>> START

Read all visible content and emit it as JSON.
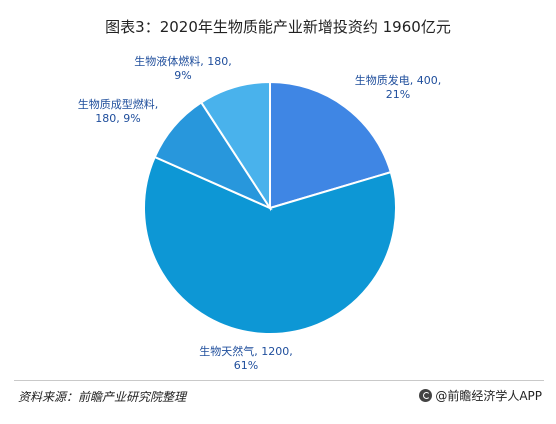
{
  "chart_data": {
    "type": "pie",
    "title": "图表3：2020年生物质能产业新增投资约 1960亿元",
    "slices": [
      {
        "name": "生物质发电",
        "value": 400,
        "percent": "21%",
        "color": "#3f86e4",
        "label_line1": "生物质发电, 400,",
        "label_line2": "21%"
      },
      {
        "name": "生物天然气",
        "value": 1200,
        "percent": "61%",
        "color": "#0d97d5",
        "label_line1": "生物天然气, 1200,",
        "label_line2": "61%"
      },
      {
        "name": "生物质成型燃料",
        "value": 180,
        "percent": "9%",
        "color": "#2897dc",
        "label_line1": "生物质成型燃料,",
        "label_line2": "180, 9%"
      },
      {
        "name": "生物液体燃料",
        "value": 180,
        "percent": "9%",
        "color": "#49b2ec",
        "label_line1": "生物液体燃料, 180,",
        "label_line2": "9%"
      }
    ]
  },
  "footer": {
    "source": "资料来源：前瞻产业研究院整理",
    "app": "@前瞻经济学人APP"
  }
}
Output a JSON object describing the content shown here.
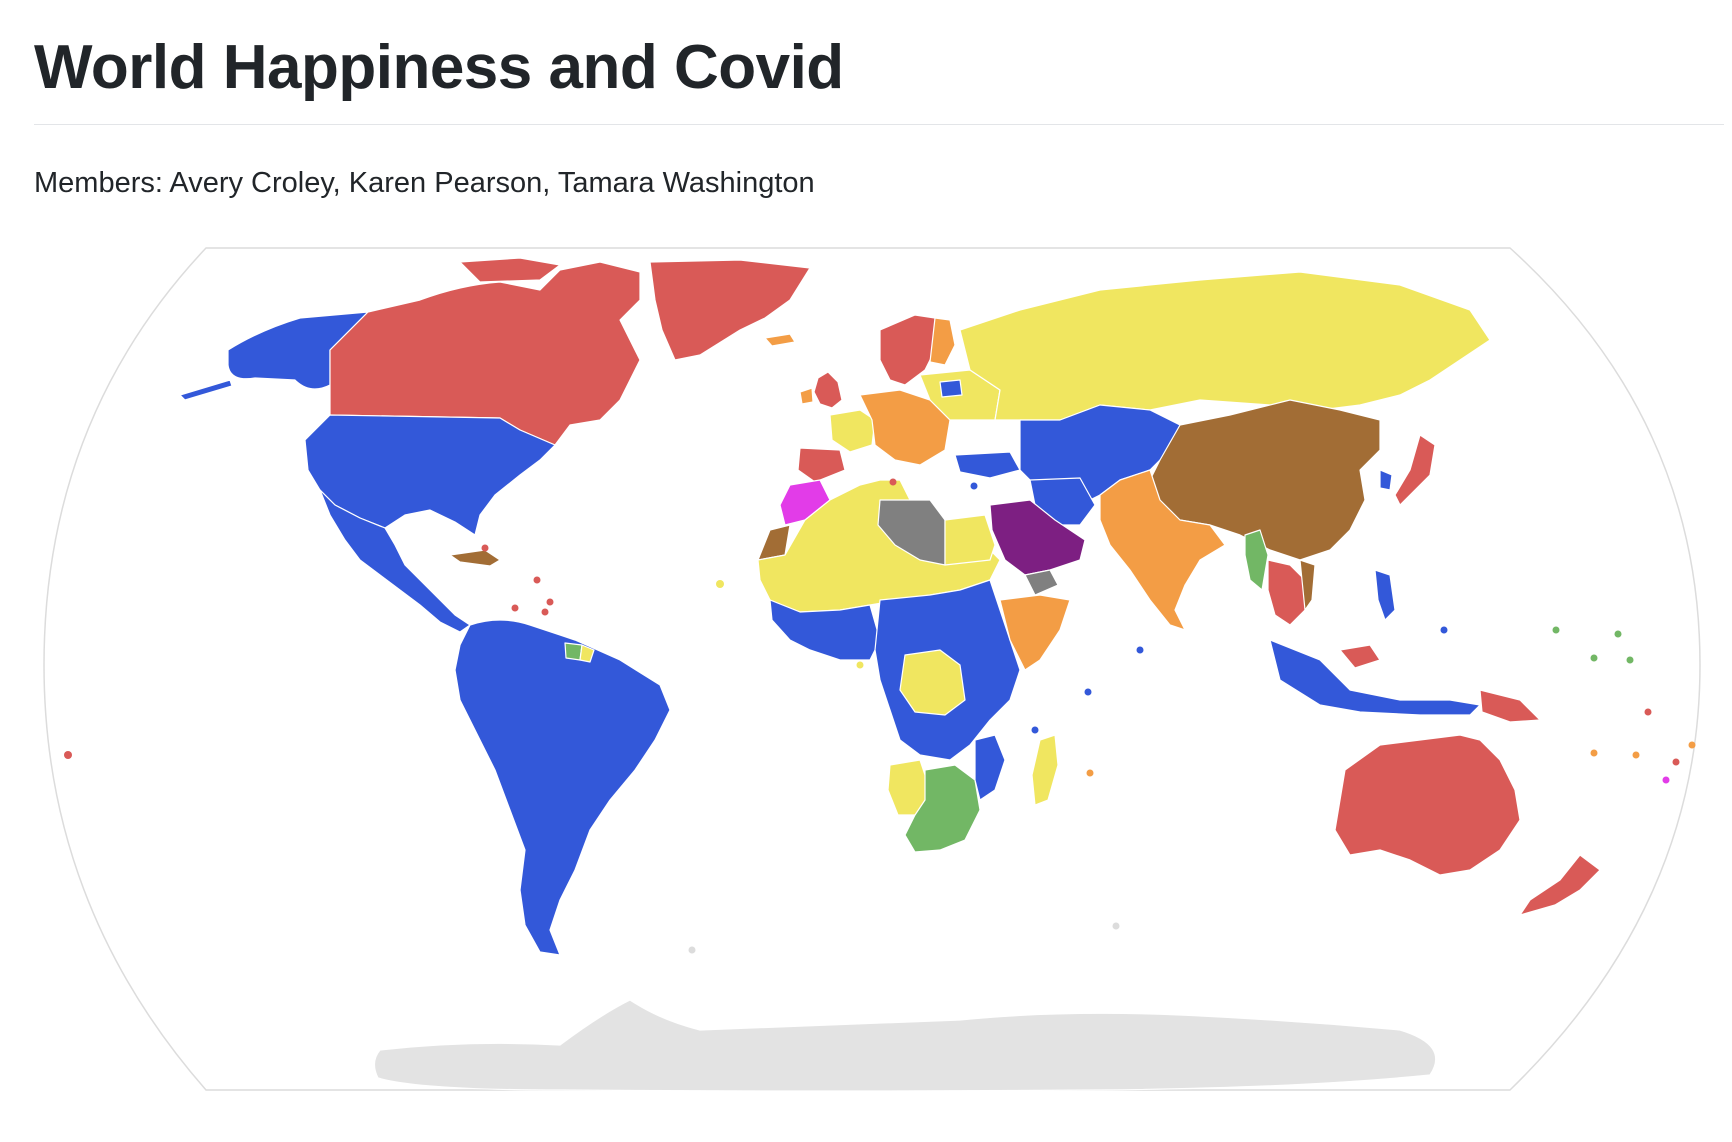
{
  "page": {
    "title": "World Happiness and Covid",
    "members": "Members: Avery Croley, Karen Pearson, Tamara Washington"
  },
  "map": {
    "projection": "robinson",
    "colors": {
      "blue": "#3358d9",
      "red": "#d95a57",
      "yellow": "#f0e660",
      "orange": "#f39d45",
      "brown": "#a26d35",
      "purple": "#7d1f82",
      "magenta": "#e23ce8",
      "gray": "#808080",
      "green": "#72b765",
      "antarctica": "#e3e3e3",
      "border": "#ffffff",
      "outline": "#dddddd"
    },
    "regions": [
      {
        "name": "north-america-usa",
        "color": "blue"
      },
      {
        "name": "canada",
        "color": "red"
      },
      {
        "name": "greenland",
        "color": "red"
      },
      {
        "name": "mexico-central-america",
        "color": "blue"
      },
      {
        "name": "south-america",
        "color": "blue"
      },
      {
        "name": "northern-europe",
        "color": "red"
      },
      {
        "name": "western-europe",
        "color": "yellow"
      },
      {
        "name": "central-europe",
        "color": "orange"
      },
      {
        "name": "russia",
        "color": "yellow"
      },
      {
        "name": "north-africa-sahel",
        "color": "yellow"
      },
      {
        "name": "libya",
        "color": "gray"
      },
      {
        "name": "morocco",
        "color": "magenta"
      },
      {
        "name": "central-africa",
        "color": "blue"
      },
      {
        "name": "drc",
        "color": "yellow"
      },
      {
        "name": "ethiopia-somalia",
        "color": "orange"
      },
      {
        "name": "southern-africa",
        "color": "green"
      },
      {
        "name": "middle-east",
        "color": "blue"
      },
      {
        "name": "saudi-arabia",
        "color": "purple"
      },
      {
        "name": "yemen",
        "color": "gray"
      },
      {
        "name": "central-asia",
        "color": "blue"
      },
      {
        "name": "china",
        "color": "brown"
      },
      {
        "name": "india",
        "color": "orange"
      },
      {
        "name": "myanmar",
        "color": "green"
      },
      {
        "name": "southeast-asia",
        "color": "red"
      },
      {
        "name": "indonesia",
        "color": "blue"
      },
      {
        "name": "japan",
        "color": "red"
      },
      {
        "name": "australia",
        "color": "red"
      },
      {
        "name": "new-zealand",
        "color": "red"
      },
      {
        "name": "madagascar",
        "color": "yellow"
      },
      {
        "name": "antarctica",
        "color": "antarctica"
      }
    ]
  }
}
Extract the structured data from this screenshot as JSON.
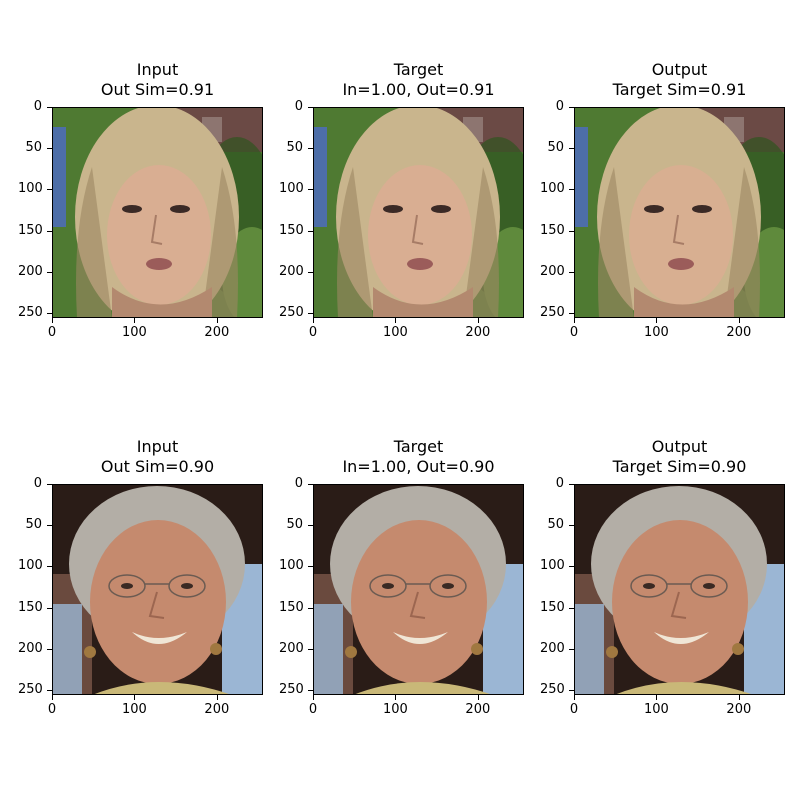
{
  "chart_data": [
    {
      "type": "image",
      "title_lines": [
        "Input",
        "Out Sim=0.91"
      ],
      "subject": "blonde-woman",
      "variant": "input",
      "xticks": [
        "0",
        "100",
        "200"
      ],
      "yticks": [
        "0",
        "50",
        "100",
        "150",
        "200",
        "250"
      ],
      "extent": [
        0,
        256
      ]
    },
    {
      "type": "image",
      "title_lines": [
        "Target",
        "In=1.00, Out=0.91"
      ],
      "subject": "blonde-woman",
      "variant": "target",
      "xticks": [
        "0",
        "100",
        "200"
      ],
      "yticks": [
        "0",
        "50",
        "100",
        "150",
        "200",
        "250"
      ],
      "extent": [
        0,
        256
      ]
    },
    {
      "type": "image",
      "title_lines": [
        "Output",
        "Target Sim=0.91"
      ],
      "subject": "blonde-woman",
      "variant": "output",
      "xticks": [
        "0",
        "100",
        "200"
      ],
      "yticks": [
        "0",
        "50",
        "100",
        "150",
        "200",
        "250"
      ],
      "extent": [
        0,
        256
      ]
    },
    {
      "type": "image",
      "title_lines": [
        "Input",
        "Out Sim=0.90"
      ],
      "subject": "elderly-woman-glasses",
      "variant": "input",
      "xticks": [
        "0",
        "100",
        "200"
      ],
      "yticks": [
        "0",
        "50",
        "100",
        "150",
        "200",
        "250"
      ],
      "extent": [
        0,
        256
      ]
    },
    {
      "type": "image",
      "title_lines": [
        "Target",
        "In=1.00, Out=0.90"
      ],
      "subject": "elderly-woman-glasses",
      "variant": "target",
      "xticks": [
        "0",
        "100",
        "200"
      ],
      "yticks": [
        "0",
        "50",
        "100",
        "150",
        "200",
        "250"
      ],
      "extent": [
        0,
        256
      ]
    },
    {
      "type": "image",
      "title_lines": [
        "Output",
        "Target Sim=0.90"
      ],
      "subject": "elderly-woman-glasses",
      "variant": "output",
      "xticks": [
        "0",
        "100",
        "200"
      ],
      "yticks": [
        "0",
        "50",
        "100",
        "150",
        "200",
        "250"
      ],
      "extent": [
        0,
        256
      ]
    }
  ],
  "colors": {
    "blonde_hair": "#c9b58d",
    "blonde_hair_dark": "#9c8762",
    "skin_light": "#d9ae92",
    "foliage": "#4f7a32",
    "foliage_dark": "#2f5420",
    "building": "#6b4a45",
    "grey_hair": "#b3aea6",
    "skin_warm": "#c58a6e",
    "dark_bg": "#2a1c17",
    "shirt_blue": "#9bb6d4",
    "shirt_yellow": "#c9b878"
  }
}
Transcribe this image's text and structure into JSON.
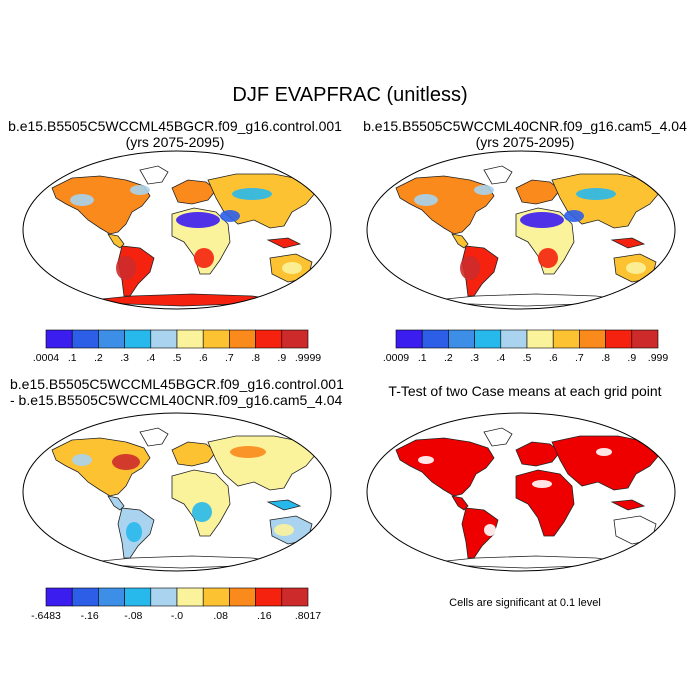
{
  "title": "DJF EVAPFRAC (unitless)",
  "panels": [
    {
      "id": "case1",
      "title_lines": [
        "b.e15.B5505C5WCCML45BGCR.f09_g16.control.001",
        "(yrs 2075-2095)"
      ],
      "colorbar": {
        "colors": [
          "#3c1df0",
          "#2c5ee8",
          "#3d8ee6",
          "#28b9ec",
          "#a9d3ee",
          "#fbf39c",
          "#fcc232",
          "#fb8a1c",
          "#f4220e",
          "#cd2b2b"
        ],
        "labels": [
          ".0004",
          ".1",
          ".2",
          ".3",
          ".4",
          ".5",
          ".6",
          ".7",
          ".8",
          ".9",
          ".9999"
        ]
      }
    },
    {
      "id": "case2",
      "title_lines": [
        "b.e15.B5505C5WCCML40CNR.f09_g16.cam5_4.04",
        "(yrs 2075-2095)"
      ],
      "colorbar": {
        "colors": [
          "#3c1df0",
          "#2c5ee8",
          "#3d8ee6",
          "#28b9ec",
          "#a9d3ee",
          "#fbf39c",
          "#fcc232",
          "#fb8a1c",
          "#f4220e",
          "#cd2b2b"
        ],
        "labels": [
          ".0009",
          ".1",
          ".2",
          ".3",
          ".4",
          ".5",
          ".6",
          ".7",
          ".8",
          ".9",
          ".999"
        ]
      }
    },
    {
      "id": "diff",
      "title_lines": [
        "b.e15.B5505C5WCCML45BGCR.f09_g16.control.001",
        "- b.e15.B5505C5WCCML40CNR.f09_g16.cam5_4.04"
      ],
      "colorbar": {
        "colors": [
          "#3c1df0",
          "#2c5ee8",
          "#3d8ee6",
          "#28b9ec",
          "#a9d3ee",
          "#fbf39c",
          "#fcc232",
          "#fb8a1c",
          "#f4220e",
          "#cd2b2b"
        ],
        "labels": [
          "-.6483",
          "-.16",
          "-.08",
          "-.0",
          ".08",
          ".16",
          ".8017"
        ]
      }
    },
    {
      "id": "ttest",
      "title_lines": [
        "T-Test of two Case means at each grid point"
      ],
      "note": "Cells are significant at 0.1 level"
    }
  ]
}
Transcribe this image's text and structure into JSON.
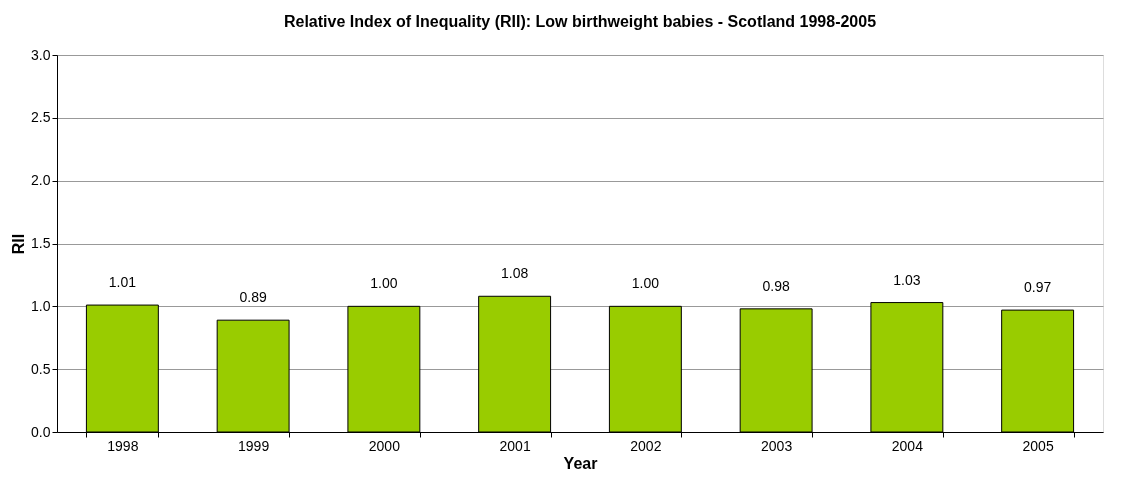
{
  "chart_data": {
    "type": "bar",
    "title": "Relative Index of Inequality (RII): Low birthweight babies - Scotland 1998-2005",
    "xlabel": "Year",
    "ylabel": "RII",
    "categories": [
      "1998",
      "1999",
      "2000",
      "2001",
      "2002",
      "2003",
      "2004",
      "2005"
    ],
    "values": [
      1.01,
      0.89,
      1.0,
      1.08,
      1.0,
      0.98,
      1.03,
      0.97
    ],
    "value_labels": [
      "1.01",
      "0.89",
      "1.00",
      "1.08",
      "1.00",
      "0.98",
      "1.03",
      "0.97"
    ],
    "color": "#99cc00",
    "ylim": [
      0,
      3
    ],
    "yticks": [
      {
        "value": 0,
        "label": "0.0"
      },
      {
        "value": 0.5,
        "label": "0.5"
      },
      {
        "value": 1,
        "label": "1.0"
      },
      {
        "value": 1.5,
        "label": "1.5"
      },
      {
        "value": 2,
        "label": "2.0"
      },
      {
        "value": 2.5,
        "label": "2.5"
      },
      {
        "value": 3,
        "label": "3.0"
      }
    ],
    "grid": "y"
  }
}
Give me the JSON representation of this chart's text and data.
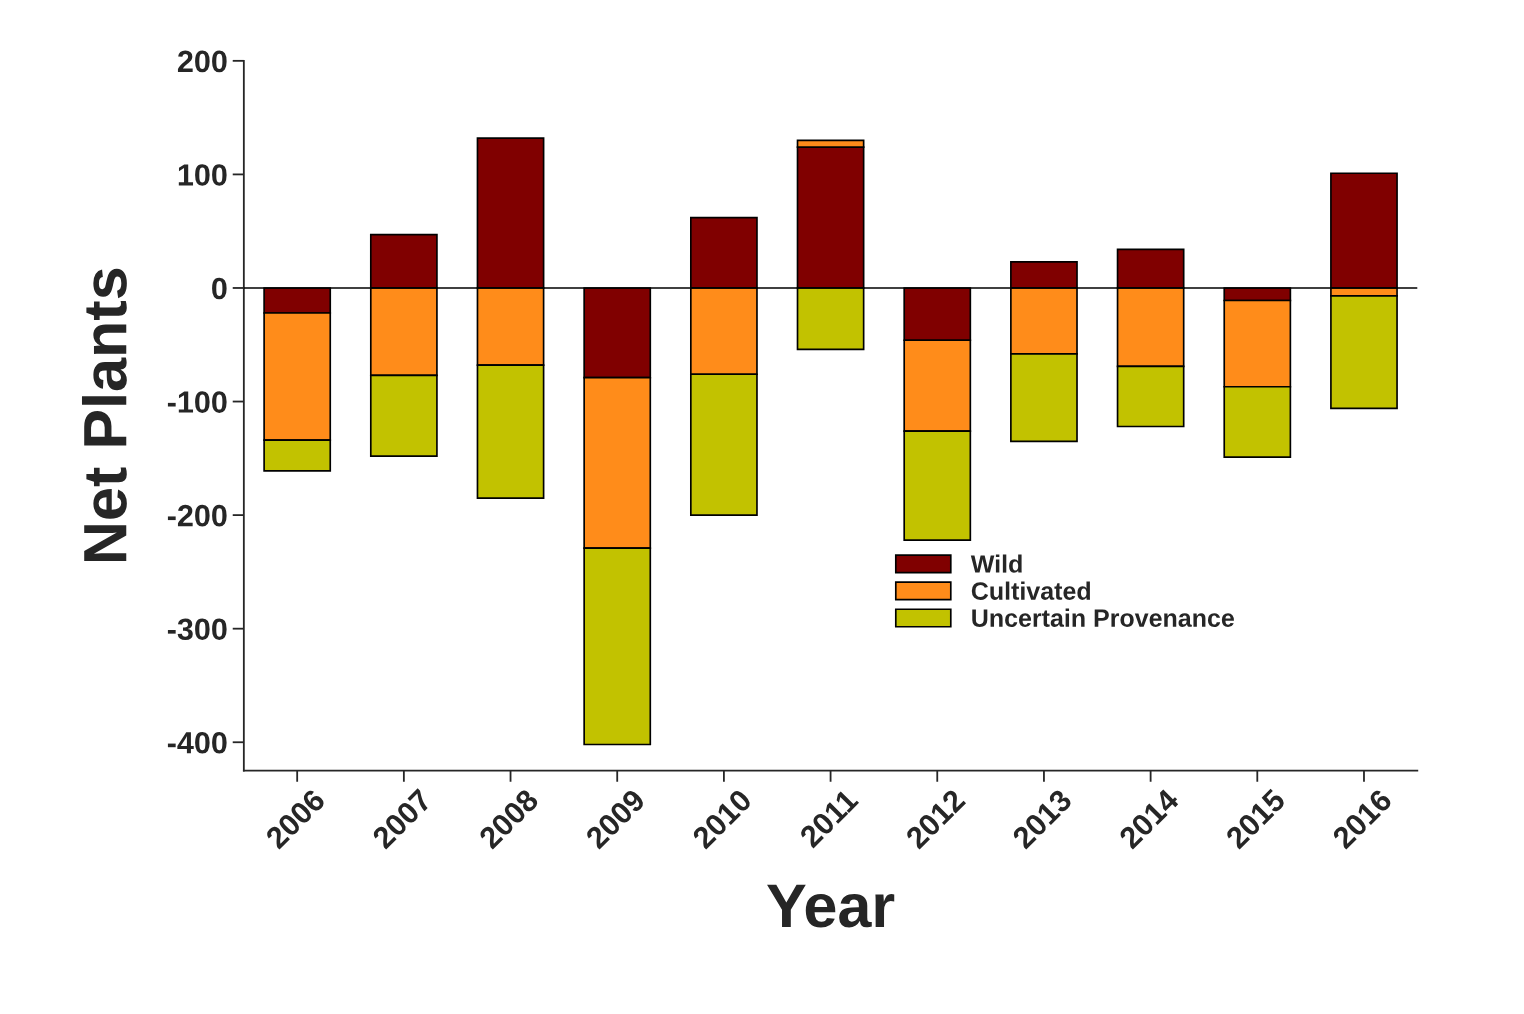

>> END

**YOUR TASK:** Each line that holds the word "central" is to be copied.

**OUTPUT FOR THIS TASK:**
        "name": "mexico-central-america",
        "name": "central-europe",
        "name": "central-africa",
        "name": "central-asia",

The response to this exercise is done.